Copy whichever lines contain the string "text".

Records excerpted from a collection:

━━━━━━━━━━━━━━━━━━━━

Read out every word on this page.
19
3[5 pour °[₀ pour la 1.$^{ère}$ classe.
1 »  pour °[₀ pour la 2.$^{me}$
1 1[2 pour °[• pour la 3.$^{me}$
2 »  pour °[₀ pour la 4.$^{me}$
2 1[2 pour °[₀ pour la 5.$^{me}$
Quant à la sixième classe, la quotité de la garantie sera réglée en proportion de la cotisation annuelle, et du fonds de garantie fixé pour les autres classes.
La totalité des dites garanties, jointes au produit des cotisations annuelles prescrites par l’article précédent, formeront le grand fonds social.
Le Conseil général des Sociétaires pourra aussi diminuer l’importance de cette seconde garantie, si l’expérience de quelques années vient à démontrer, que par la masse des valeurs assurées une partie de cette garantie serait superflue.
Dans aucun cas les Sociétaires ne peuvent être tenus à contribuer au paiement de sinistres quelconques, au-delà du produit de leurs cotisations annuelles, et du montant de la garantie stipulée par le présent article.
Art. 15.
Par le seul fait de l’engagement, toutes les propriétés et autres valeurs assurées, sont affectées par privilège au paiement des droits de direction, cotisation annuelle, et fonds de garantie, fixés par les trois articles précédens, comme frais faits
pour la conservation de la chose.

━━━━━━━━━━━━━━━━━━━━

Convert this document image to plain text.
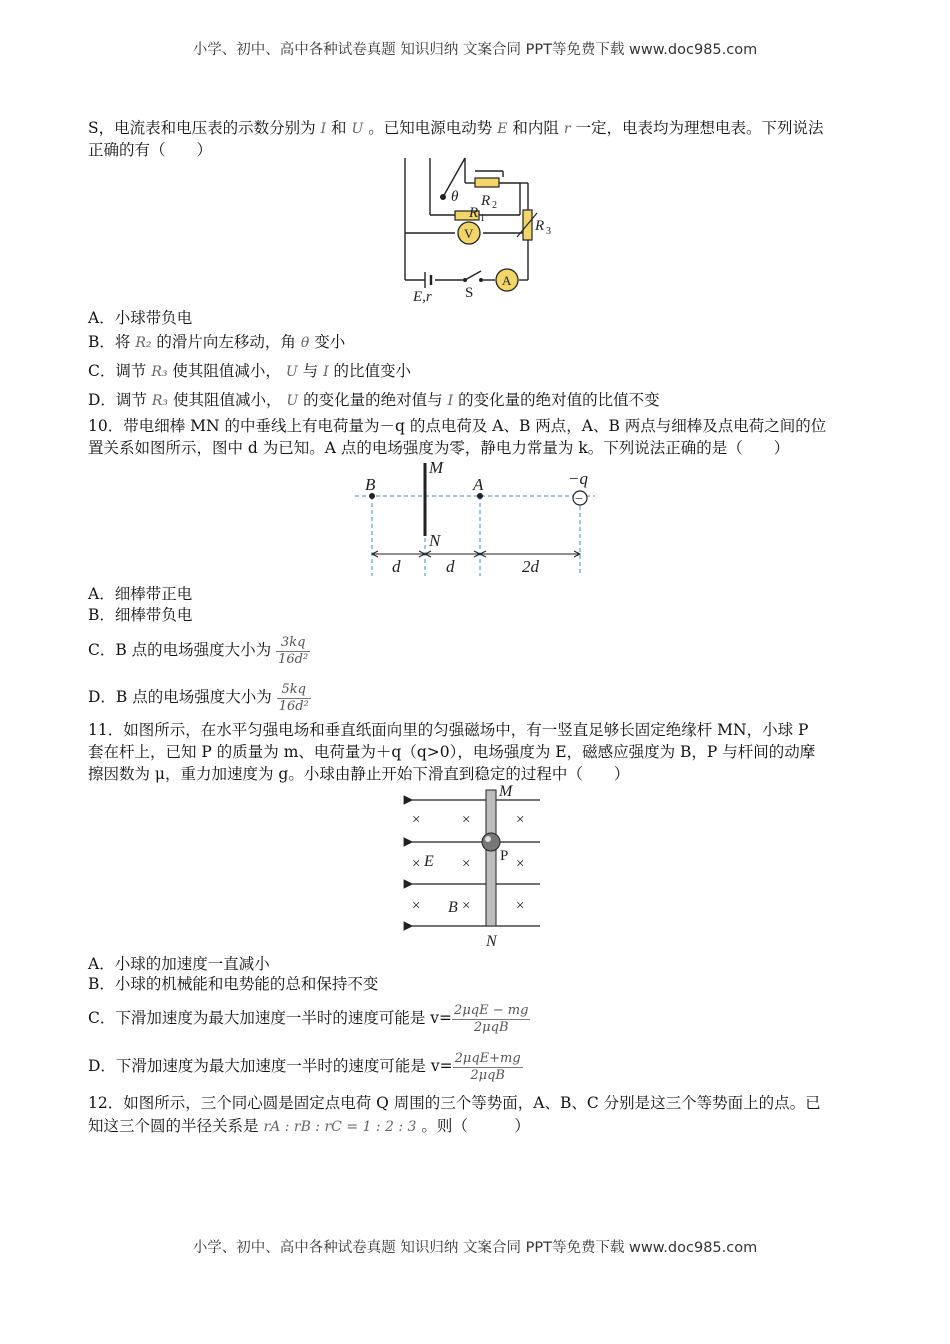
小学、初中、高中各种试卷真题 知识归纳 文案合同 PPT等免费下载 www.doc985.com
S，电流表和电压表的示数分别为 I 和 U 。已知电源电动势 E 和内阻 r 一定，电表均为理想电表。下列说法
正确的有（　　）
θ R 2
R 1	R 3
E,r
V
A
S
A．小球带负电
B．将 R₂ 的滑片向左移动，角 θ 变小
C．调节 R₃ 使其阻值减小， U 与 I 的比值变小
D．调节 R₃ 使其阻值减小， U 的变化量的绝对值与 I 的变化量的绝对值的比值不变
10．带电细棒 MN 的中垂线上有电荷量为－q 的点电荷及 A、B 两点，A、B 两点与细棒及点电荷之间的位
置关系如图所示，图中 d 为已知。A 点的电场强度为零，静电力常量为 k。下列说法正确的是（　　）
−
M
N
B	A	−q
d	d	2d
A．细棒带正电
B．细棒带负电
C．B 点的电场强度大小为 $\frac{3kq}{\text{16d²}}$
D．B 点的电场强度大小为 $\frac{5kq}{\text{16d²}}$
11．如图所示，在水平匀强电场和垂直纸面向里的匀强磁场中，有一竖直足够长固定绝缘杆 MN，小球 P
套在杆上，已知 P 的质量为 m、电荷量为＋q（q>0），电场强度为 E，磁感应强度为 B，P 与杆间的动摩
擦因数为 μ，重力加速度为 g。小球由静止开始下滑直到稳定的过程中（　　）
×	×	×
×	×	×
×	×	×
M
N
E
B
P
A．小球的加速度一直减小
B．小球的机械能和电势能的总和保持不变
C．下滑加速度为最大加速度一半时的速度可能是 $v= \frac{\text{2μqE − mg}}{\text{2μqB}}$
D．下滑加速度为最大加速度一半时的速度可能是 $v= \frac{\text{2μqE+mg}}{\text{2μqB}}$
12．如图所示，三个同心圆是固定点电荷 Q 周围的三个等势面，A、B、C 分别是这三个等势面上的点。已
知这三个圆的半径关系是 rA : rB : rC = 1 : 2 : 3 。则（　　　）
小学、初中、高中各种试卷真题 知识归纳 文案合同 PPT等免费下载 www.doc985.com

━━━━━━━━━━━━━━━━━━━━

> Reply:
Convert this document image to plain text.
C．B 点的电场强度大小为 $\frac{3kq}{\text{16d²}}$
D．B 点的电场强度大小为 $\frac{5kq}{\text{16d²}}$
C．下滑加速度为最大加速度一半时的速度可能是 $v= \frac{\text{2μqE − mg}}{\text{2μqB}}$
D．下滑加速度为最大加速度一半时的速度可能是 $v= \frac{\text{2μqE+mg}}{\text{2μqB}}$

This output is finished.